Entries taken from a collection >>
_ _ _ _

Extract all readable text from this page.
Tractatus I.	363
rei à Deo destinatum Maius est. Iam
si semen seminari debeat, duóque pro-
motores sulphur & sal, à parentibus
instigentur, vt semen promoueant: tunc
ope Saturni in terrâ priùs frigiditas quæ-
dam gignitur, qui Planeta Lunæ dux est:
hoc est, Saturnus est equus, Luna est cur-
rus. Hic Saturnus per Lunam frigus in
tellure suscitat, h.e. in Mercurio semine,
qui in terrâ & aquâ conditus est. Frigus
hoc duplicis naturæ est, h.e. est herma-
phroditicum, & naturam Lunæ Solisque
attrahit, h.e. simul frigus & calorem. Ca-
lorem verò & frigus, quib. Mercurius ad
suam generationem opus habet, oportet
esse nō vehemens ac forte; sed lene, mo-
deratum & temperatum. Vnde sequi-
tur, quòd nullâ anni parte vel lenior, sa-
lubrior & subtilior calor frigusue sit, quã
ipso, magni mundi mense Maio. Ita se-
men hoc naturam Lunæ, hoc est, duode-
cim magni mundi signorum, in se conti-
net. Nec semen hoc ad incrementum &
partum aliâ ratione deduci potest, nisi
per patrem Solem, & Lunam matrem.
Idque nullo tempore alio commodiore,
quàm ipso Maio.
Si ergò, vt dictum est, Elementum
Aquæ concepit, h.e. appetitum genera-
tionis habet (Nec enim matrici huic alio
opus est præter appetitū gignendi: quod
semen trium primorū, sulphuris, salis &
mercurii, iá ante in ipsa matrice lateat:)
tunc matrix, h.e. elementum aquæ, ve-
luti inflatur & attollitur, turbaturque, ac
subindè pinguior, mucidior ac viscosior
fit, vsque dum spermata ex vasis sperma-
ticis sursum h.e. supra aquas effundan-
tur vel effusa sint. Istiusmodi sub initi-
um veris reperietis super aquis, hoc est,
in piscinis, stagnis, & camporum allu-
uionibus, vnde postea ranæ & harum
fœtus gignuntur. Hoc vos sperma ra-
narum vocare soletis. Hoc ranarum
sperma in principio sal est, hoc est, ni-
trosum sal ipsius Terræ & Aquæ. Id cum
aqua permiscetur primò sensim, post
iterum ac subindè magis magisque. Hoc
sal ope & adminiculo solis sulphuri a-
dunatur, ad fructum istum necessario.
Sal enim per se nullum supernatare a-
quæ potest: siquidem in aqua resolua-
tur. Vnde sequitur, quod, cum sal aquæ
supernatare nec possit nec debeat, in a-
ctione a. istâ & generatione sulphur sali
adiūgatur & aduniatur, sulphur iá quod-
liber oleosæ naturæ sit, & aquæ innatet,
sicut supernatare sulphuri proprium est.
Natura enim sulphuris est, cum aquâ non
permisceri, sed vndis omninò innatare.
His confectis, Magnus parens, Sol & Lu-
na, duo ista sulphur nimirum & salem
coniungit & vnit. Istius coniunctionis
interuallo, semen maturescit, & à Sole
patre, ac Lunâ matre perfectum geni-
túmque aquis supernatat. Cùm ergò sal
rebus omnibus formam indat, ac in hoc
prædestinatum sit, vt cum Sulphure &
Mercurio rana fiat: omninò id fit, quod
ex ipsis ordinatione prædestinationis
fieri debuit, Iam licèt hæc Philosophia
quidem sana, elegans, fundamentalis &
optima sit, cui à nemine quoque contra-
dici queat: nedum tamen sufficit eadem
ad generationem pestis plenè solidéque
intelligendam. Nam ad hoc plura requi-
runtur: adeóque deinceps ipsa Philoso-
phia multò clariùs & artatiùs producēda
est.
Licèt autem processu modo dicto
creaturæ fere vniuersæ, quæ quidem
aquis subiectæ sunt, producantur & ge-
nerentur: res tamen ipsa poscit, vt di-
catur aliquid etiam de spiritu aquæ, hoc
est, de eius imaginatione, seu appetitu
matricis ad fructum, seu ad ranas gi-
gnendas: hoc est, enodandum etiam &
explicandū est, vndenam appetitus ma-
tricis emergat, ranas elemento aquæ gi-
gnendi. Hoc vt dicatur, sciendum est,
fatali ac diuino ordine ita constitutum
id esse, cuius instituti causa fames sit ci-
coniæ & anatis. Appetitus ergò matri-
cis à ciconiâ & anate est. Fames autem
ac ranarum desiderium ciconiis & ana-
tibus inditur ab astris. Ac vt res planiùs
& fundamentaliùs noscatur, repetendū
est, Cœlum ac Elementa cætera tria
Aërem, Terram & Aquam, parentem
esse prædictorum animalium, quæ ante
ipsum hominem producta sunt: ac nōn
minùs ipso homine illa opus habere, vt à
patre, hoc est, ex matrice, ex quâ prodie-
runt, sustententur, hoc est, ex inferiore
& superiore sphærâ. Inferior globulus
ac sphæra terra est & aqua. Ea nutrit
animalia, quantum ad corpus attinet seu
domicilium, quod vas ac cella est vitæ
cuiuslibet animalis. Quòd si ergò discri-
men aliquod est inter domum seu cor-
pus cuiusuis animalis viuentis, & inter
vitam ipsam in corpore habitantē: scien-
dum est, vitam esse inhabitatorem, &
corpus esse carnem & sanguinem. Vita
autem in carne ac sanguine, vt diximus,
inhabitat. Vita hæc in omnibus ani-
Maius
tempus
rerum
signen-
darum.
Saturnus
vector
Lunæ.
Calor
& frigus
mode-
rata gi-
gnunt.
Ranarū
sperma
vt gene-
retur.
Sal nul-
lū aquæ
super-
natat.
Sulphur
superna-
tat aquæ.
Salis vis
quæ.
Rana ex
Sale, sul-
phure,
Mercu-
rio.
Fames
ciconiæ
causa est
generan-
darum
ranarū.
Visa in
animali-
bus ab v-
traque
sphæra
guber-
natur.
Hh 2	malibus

_ _ _ _

Written request >>
Reproduce the full listing exactly.

Result of the exercise >>
Extract all readable text from this page.
Tractatus I.	363
rei à Deo destinatum Maius est. Iam
si semen seminari debeat, duóque pro-
motores sulphur & sal, à parentibus
instigentur, vt semen promoueant: tunc
ope Saturni in terrâ priùs frigiditas quæ-
dam gignitur, qui Planeta Lunæ dux est:
hoc est, Saturnus est equus, Luna est cur-
rus. Hic Saturnus per Lunam frigus in
tellure suscitat, h.e. in Mercurio semine,
qui in terrâ & aquâ conditus est. Frigus
hoc duplicis naturæ est, h.e. est herma-
phroditicum, & naturam Lunæ Solisque
attrahit, h.e. simul frigus & calorem. Ca-
lorem verò & frigus, quib. Mercurius ad
suam generationem opus habet, oportet
esse nō vehemens ac forte; sed lene, mo-
deratum & temperatum. Vnde sequi-
tur, quòd nullâ anni parte vel lenior, sa-
lubrior & subtilior calor frigusue sit, quã
ipso, magni mundi mense Maio. Ita se-
men hoc naturam Lunæ, hoc est, duode-
cim magni mundi signorum, in se conti-
net. Nec semen hoc ad incrementum &
partum aliâ ratione deduci potest, nisi
per patrem Solem, & Lunam matrem.
Idque nullo tempore alio commodiore,
quàm ipso Maio.
Si ergò, vt dictum est, Elementum
Aquæ concepit, h.e. appetitum genera-
tionis habet (Nec enim matrici huic alio
opus est præter appetitū gignendi: quod
semen trium primorū, sulphuris, salis &
mercurii, iá ante in ipsa matrice lateat:)
tunc matrix, h.e. elementum aquæ, ve-
luti inflatur & attollitur, turbaturque, ac
subindè pinguior, mucidior ac viscosior
fit, vsque dum spermata ex vasis sperma-
ticis sursum h.e. supra aquas effundan-
tur vel effusa sint. Istiusmodi sub initi-
um veris reperietis super aquis, hoc est,
in piscinis, stagnis, & camporum allu-
uionibus, vnde postea ranæ & harum
fœtus gignuntur. Hoc vos sperma ra-
narum vocare soletis. Hoc ranarum
sperma in principio sal est, hoc est, ni-
trosum sal ipsius Terræ & Aquæ. Id cum
aqua permiscetur primò sensim, post
iterum ac subindè magis magisque. Hoc
sal ope & adminiculo solis sulphuri a-
dunatur, ad fructum istum necessario.
Sal enim per se nullum supernatare a-
quæ potest: siquidem in aqua resolua-
tur. Vnde sequitur, quod, cum sal aquæ
supernatare nec possit nec debeat, in a-
ctione a. istâ & generatione sulphur sali
adiūgatur & aduniatur, sulphur iá quod-
liber oleosæ naturæ sit, & aquæ innatet,
sicut supernatare sulphuri proprium est.
Natura enim sulphuris est, cum aquâ non
permisceri, sed vndis omninò innatare.
His confectis, Magnus parens, Sol & Lu-
na, duo ista sulphur nimirum & salem
coniungit & vnit. Istius coniunctionis
interuallo, semen maturescit, & à Sole
patre, ac Lunâ matre perfectum geni-
túmque aquis supernatat. Cùm ergò sal
rebus omnibus formam indat, ac in hoc
prædestinatum sit, vt cum Sulphure &
Mercurio rana fiat: omninò id fit, quod
ex ipsis ordinatione prædestinationis
fieri debuit, Iam licèt hæc Philosophia
quidem sana, elegans, fundamentalis &
optima sit, cui à nemine quoque contra-
dici queat: nedum tamen sufficit eadem
ad generationem pestis plenè solidéque
intelligendam. Nam ad hoc plura requi-
runtur: adeóque deinceps ipsa Philoso-
phia multò clariùs & artatiùs producēda
est.
Licèt autem processu modo dicto
creaturæ fere vniuersæ, quæ quidem
aquis subiectæ sunt, producantur & ge-
nerentur: res tamen ipsa poscit, vt di-
catur aliquid etiam de spiritu aquæ, hoc
est, de eius imaginatione, seu appetitu
matricis ad fructum, seu ad ranas gi-
gnendas: hoc est, enodandum etiam &
explicandū est, vndenam appetitus ma-
tricis emergat, ranas elemento aquæ gi-
gnendi. Hoc vt dicatur, sciendum est,
fatali ac diuino ordine ita constitutum
id esse, cuius instituti causa fames sit ci-
coniæ & anatis. Appetitus ergò matri-
cis à ciconiâ & anate est. Fames autem
ac ranarum desiderium ciconiis & ana-
tibus inditur ab astris. Ac vt res planiùs
& fundamentaliùs noscatur, repetendū
est, Cœlum ac Elementa cætera tria
Aërem, Terram & Aquam, parentem
esse prædictorum animalium, quæ ante
ipsum hominem producta sunt: ac nōn
minùs ipso homine illa opus habere, vt à
patre, hoc est, ex matrice, ex quâ prodie-
runt, sustententur, hoc est, ex inferiore
& superiore sphærâ. Inferior globulus
ac sphæra terra est & aqua. Ea nutrit
animalia, quantum ad corpus attinet seu
domicilium, quod vas ac cella est vitæ
cuiuslibet animalis. Quòd si ergò discri-
men aliquod est inter domum seu cor-
pus cuiusuis animalis viuentis, & inter
vitam ipsam in corpore habitantē: scien-
dum est, vitam esse inhabitatorem, &
corpus esse carnem & sanguinem. Vita
autem in carne ac sanguine, vt diximus,
inhabitat. Vita hæc in omnibus ani-
Maius
tempus
rerum
signen-
darum.
Saturnus
vector
Lunæ.
Calor
& frigus
mode-
rata gi-
gnunt.
Ranarū
sperma
vt gene-
retur.
Sal nul-
lū aquæ
super-
natat.
Sulphur
superna-
tat aquæ.
Salis vis
quæ.
Rana ex
Sale, sul-
phure,
Mercu-
rio.
Fames
ciconiæ
causa est
generan-
darum
ranarū.
Visa in
animali-
bus ab v-
traque
sphæra
guber-
natur.
Hh 2	malibus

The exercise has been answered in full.